■ What you should do
Reproduce the data in its entirety, exactly as supplied.

Saved entries
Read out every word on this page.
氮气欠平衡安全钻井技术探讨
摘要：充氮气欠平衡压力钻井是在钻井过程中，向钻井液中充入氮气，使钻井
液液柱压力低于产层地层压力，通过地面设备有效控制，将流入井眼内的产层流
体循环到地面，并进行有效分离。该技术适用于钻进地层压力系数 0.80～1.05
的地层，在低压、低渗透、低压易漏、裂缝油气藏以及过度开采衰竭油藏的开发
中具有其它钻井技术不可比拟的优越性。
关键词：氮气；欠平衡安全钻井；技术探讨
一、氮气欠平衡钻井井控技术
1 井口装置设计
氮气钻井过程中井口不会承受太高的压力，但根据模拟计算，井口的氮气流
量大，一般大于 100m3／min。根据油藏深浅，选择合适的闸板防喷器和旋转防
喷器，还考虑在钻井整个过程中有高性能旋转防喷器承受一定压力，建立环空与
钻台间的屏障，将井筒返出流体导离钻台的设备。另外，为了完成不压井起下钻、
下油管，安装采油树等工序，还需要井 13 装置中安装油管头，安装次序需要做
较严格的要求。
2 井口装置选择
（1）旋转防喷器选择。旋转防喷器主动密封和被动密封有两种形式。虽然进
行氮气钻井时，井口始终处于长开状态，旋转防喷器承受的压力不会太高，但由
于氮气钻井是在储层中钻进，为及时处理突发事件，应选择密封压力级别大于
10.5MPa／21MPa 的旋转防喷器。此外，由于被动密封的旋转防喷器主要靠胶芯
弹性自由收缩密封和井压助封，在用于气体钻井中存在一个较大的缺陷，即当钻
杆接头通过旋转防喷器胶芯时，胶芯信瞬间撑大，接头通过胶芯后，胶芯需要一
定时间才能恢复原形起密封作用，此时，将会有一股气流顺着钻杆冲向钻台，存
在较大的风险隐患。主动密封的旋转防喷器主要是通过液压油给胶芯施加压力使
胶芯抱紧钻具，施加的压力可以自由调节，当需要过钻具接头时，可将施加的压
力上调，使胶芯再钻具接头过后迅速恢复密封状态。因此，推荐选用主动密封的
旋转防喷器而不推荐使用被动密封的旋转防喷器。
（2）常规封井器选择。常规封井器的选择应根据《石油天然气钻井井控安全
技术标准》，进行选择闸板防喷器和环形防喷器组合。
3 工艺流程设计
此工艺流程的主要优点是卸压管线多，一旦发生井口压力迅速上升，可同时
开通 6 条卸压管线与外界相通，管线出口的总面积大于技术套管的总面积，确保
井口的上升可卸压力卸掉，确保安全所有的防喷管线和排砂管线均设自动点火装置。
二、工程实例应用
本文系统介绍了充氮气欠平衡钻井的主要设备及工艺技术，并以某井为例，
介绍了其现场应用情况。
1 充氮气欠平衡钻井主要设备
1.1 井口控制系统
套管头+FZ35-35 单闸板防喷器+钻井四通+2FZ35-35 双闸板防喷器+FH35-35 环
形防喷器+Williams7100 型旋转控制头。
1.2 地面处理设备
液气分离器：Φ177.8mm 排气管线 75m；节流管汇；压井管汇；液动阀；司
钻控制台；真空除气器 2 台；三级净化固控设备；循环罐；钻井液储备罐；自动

■ Task solution
Read out every word on this page.
氮气欠平衡安全钻井技术探讨
摘要：充氮气欠平衡压力钻井是在钻井过程中，向钻井液中充入氮气，使钻井
液液柱压力低于产层地层压力，通过地面设备有效控制，将流入井眼内的产层流
体循环到地面，并进行有效分离。该技术适用于钻进地层压力系数 0.80～1.05
的地层，在低压、低渗透、低压易漏、裂缝油气藏以及过度开采衰竭油藏的开发
中具有其它钻井技术不可比拟的优越性。
关键词：氮气；欠平衡安全钻井；技术探讨
一、氮气欠平衡钻井井控技术
1 井口装置设计
氮气钻井过程中井口不会承受太高的压力，但根据模拟计算，井口的氮气流
量大，一般大于 100m3／min。根据油藏深浅，选择合适的闸板防喷器和旋转防
喷器，还考虑在钻井整个过程中有高性能旋转防喷器承受一定压力，建立环空与
钻台间的屏障，将井筒返出流体导离钻台的设备。另外，为了完成不压井起下钻、
下油管，安装采油树等工序，还需要井 13 装置中安装油管头，安装次序需要做
较严格的要求。
2 井口装置选择
（1）旋转防喷器选择。旋转防喷器主动密封和被动密封有两种形式。虽然进
行氮气钻井时，井口始终处于长开状态，旋转防喷器承受的压力不会太高，但由
于氮气钻井是在储层中钻进，为及时处理突发事件，应选择密封压力级别大于
10.5MPa／21MPa 的旋转防喷器。此外，由于被动密封的旋转防喷器主要靠胶芯
弹性自由收缩密封和井压助封，在用于气体钻井中存在一个较大的缺陷，即当钻
杆接头通过旋转防喷器胶芯时，胶芯信瞬间撑大，接头通过胶芯后，胶芯需要一
定时间才能恢复原形起密封作用，此时，将会有一股气流顺着钻杆冲向钻台，存
在较大的风险隐患。主动密封的旋转防喷器主要是通过液压油给胶芯施加压力使
胶芯抱紧钻具，施加的压力可以自由调节，当需要过钻具接头时，可将施加的压
力上调，使胶芯再钻具接头过后迅速恢复密封状态。因此，推荐选用主动密封的
旋转防喷器而不推荐使用被动密封的旋转防喷器。
（2）常规封井器选择。常规封井器的选择应根据《石油天然气钻井井控安全
技术标准》，进行选择闸板防喷器和环形防喷器组合。
3 工艺流程设计
此工艺流程的主要优点是卸压管线多，一旦发生井口压力迅速上升，可同时
开通 6 条卸压管线与外界相通，管线出口的总面积大于技术套管的总面积，确保
井口的上升可卸压力卸掉，确保安全所有的防喷管线和排砂管线均设自动点火装置。
二、工程实例应用
本文系统介绍了充氮气欠平衡钻井的主要设备及工艺技术，并以某井为例，
介绍了其现场应用情况。
1 充氮气欠平衡钻井主要设备
1.1 井口控制系统
套管头+FZ35-35 单闸板防喷器+钻井四通+2FZ35-35 双闸板防喷器+FH35-35 环
形防喷器+Williams7100 型旋转控制头。
1.2 地面处理设备
液气分离器：Φ177.8mm 排气管线 75m；节流管汇；压井管汇；液动阀；司
钻控制台；真空除气器 2 台；三级净化固控设备；循环罐；钻井液储备罐；自动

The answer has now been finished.